╭─ Text shown
The US CMBS market, shrouded in the years since the pandemic as office and retail properties faced unprecedented challenges, would appear to be in fine fettle if you look at primary markets.
Market conditions remain strong, and the recent slight softening in spreads is largely down to impressive supply. Private label year-to-date issuance stands at $47.7bn already, according to Finsight, more than 2023’s total of $43.2bn.
Yet, below that surface, the picture is murkier.
For one thing, let's take a look at the drivers of the pick-up in issuance volumes. A key factor has been the fact that capital markets are filling the financing void from banks curtailing their commercial lending. Most previous funding channels for commercial real estate have dried up.
As market conditions thawed earlier this year, CMBS has been one of the few reliable avenues for sponsors to get the funding they need to refinance.
The CMBS resurgence is therefore not down to CRE flourishing. Rather, as one analyst puts it, for this battle-worn sector CMBS is "the only game in town".
That's perhaps not surprising, as delinquencies and loans entering special servicing — both signs of distress — continue to tick up across the board in both conduit and SASB deals. This highlights the pressures that loom.
Growing distress
Morgan Stanley’s latest CMBS research pegs the delinquency rate for conduit CMBS at 5.27%, up 139bp year-on-year. And SASB is at 4.06% respectively, up 96bp year over year.
This increase may not even tell the full story.
For one thing, current delinquencies probably understate the true extent of stress in CRE. As S&P pointed out in its CMBS quarterly last week, delinquency rates are reduced by reperforming loans, with the rating agency describing "a certain segment of loans that were previously delinquent but subsequently resolved and reclassified, including loans that failed to pay off at maturity and were extended by the servicer".
In reality, these could be borrowers that were able to negotiate more relaxed terms with their lenders, and those lenders were happy to kick the can down the road rather than deal with the problem immediately. It is likely that many of these loans could become distressed again.
╰─
> [Requirement 1] Reproduce word for word the passage of the CMBS market commentary that begins with the words containing "Market conditions remain" and ends with "total of $43.2bn.".
> [Requirement 2] Write the next part of the CMBS market commentary, picking up right after its final sentence.
╭─ Data extract
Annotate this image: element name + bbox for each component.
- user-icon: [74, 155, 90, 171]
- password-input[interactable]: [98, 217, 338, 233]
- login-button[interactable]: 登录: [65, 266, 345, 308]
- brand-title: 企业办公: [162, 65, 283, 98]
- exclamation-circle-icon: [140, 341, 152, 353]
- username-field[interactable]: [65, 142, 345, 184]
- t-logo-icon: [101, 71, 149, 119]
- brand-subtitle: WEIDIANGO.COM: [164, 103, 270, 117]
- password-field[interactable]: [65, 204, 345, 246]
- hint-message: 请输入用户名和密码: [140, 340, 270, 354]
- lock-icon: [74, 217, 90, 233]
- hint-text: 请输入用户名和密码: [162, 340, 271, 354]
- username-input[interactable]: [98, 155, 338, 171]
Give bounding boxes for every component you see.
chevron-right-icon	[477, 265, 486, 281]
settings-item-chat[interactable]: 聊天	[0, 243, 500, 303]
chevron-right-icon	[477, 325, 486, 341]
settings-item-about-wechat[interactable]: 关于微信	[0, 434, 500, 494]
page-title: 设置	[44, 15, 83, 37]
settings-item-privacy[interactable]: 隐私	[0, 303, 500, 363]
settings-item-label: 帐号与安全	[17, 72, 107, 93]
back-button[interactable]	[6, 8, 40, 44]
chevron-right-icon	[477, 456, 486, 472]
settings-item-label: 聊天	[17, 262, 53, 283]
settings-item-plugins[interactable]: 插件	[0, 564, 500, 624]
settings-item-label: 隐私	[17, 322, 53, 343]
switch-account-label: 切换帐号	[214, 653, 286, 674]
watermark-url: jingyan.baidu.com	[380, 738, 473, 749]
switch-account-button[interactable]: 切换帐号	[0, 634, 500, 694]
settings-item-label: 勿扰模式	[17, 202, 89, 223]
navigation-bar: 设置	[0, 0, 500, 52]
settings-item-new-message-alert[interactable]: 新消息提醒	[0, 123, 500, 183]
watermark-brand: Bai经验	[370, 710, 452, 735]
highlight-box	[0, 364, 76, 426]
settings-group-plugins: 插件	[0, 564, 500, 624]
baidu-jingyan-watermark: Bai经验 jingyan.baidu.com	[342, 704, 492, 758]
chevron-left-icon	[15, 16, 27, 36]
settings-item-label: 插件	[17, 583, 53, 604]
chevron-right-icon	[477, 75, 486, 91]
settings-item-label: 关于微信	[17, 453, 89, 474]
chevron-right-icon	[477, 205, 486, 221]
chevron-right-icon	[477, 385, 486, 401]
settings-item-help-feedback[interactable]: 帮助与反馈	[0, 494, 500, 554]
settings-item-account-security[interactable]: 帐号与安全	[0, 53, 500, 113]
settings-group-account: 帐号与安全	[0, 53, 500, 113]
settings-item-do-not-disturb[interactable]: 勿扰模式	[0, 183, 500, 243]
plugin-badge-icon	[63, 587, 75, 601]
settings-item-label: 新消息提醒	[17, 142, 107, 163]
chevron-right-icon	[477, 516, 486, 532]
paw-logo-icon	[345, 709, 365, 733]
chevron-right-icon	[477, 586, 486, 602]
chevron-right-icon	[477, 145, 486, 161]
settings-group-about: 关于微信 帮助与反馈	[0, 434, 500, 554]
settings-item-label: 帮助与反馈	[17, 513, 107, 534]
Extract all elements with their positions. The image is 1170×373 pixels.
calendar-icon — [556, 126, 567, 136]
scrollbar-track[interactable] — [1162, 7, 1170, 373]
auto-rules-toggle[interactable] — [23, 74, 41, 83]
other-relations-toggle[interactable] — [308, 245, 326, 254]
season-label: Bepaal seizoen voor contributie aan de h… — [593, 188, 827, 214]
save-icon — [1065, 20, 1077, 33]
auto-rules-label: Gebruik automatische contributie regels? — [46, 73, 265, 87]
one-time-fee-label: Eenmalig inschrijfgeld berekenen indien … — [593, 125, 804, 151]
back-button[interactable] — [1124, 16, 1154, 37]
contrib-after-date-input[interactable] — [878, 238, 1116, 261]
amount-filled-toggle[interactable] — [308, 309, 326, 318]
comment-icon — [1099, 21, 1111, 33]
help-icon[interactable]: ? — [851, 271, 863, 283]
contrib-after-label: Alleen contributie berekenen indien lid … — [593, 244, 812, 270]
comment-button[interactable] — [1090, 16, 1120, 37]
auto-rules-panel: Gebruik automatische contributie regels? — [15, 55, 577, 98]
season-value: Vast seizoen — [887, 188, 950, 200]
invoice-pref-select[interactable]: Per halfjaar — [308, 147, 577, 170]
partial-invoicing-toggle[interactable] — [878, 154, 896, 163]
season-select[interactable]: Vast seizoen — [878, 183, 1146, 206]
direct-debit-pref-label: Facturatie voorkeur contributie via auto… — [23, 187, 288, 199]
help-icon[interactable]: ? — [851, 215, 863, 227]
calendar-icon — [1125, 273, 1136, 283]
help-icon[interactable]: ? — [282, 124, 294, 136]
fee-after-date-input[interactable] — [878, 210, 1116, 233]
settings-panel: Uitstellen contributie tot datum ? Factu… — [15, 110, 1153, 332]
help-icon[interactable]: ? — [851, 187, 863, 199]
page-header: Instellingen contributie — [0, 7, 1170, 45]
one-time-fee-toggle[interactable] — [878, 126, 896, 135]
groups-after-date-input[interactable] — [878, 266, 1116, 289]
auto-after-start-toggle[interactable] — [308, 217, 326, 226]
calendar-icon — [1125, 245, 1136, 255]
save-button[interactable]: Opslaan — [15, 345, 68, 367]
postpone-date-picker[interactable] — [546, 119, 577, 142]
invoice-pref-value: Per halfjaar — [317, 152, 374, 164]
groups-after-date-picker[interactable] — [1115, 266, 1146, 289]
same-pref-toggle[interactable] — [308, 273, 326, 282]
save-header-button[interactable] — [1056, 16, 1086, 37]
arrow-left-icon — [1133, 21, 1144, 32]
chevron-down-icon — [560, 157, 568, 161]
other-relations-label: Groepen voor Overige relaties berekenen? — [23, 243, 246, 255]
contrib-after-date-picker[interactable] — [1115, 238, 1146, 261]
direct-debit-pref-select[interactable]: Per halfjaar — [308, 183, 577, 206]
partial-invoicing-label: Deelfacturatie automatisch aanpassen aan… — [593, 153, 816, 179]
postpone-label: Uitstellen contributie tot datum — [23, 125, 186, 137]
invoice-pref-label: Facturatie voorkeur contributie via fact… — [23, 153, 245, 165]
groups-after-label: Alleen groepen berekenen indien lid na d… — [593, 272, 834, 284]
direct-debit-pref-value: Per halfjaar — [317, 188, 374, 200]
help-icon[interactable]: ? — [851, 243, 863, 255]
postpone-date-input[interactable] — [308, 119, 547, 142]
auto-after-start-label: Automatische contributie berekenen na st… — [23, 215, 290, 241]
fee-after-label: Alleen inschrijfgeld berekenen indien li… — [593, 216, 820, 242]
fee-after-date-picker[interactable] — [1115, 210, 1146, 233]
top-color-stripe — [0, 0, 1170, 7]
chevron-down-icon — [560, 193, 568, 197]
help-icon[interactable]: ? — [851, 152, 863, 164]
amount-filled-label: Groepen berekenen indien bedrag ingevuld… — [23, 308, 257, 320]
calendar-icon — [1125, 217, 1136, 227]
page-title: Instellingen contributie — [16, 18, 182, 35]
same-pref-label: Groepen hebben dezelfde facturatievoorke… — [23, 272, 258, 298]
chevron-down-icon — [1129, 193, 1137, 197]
╰─
> [Written response 1]
Market conditions remain strong, and the recent slight softening in spreads is largely down to impressive supply. Private label year-to-date issuance stands at $47.7bn already, according to Finsight, more than 2023’s total of $43.2bn.

> [Written response 2]
Indeed, S&P has therefore decided to begin tracking loans going into special servicing — a sort of purgatory from which most loans end up delinquent rather than reperforming. Again they point to more pain.
Morgan Stanley puts special servicing rates for conduits at 7.49% in June — up 195bp year over year. Of this 7.49%, only 2.7% of them are performing — with the remaining considered specially serviced and delinquent. On the SASB side, the current rate is 128bp higher than at the start of the year, having reached 7.62%.
Breaking down headline volumes shows how investors remain extremely cautious to fundamental concerns. Office properties, the most troubled sector, can — with a few notable exceptions — only find financing in conduit deals, where risks are mitigated by the less concerning sectors like hotels, retail and industrials. Idiosyncratic risk is still too high for for most office building to appear as single asset, single borrower deals.
Rates risk — underrated?
Finally, for CMBS and CRE more generally, a huge amount of the future hinges on the uncertain rates outlook. Even in a best case, with a 25bp rate cut in September, affordability will remain a challenge with much refinancing to do. Many previous vintages of deals, as recently as 2021, were underwritten in a near-zero rate environment.
S&P's latest update is telling. Of the 50 SASB CMBS deals that came to market in the first half of 2024, the agency refused to give feedback on 18. The issue was not leverage, as used to be the case in these situations, but because — remarkably — projected cashflows suggested the borrowers would be unable to cover debt service from day one, with Sofr so high.
As broader markets appear confident of a soft landing and bet on rate cuts, there is an underappreciation of the fact that “higher“ might still mean “longer” — and that this brings an increased risk of an economic downturn.
Such is the Fed's focus on inflation, given how overoptimistic its previous forecasts were, that some are worried it could be excessively stubborn in resisting cuts. Many borrowers do not have too long to wait.
We should celebrate the return to form of the CMBS market and the fact that it's been able to shrug off the negative headlines and remain open to borrowers that need funding — many of which are perfectly strong credits. But capital markets momentum should not distract from the fact that there are many reasons to remain very cautious on the outlook for the asset class.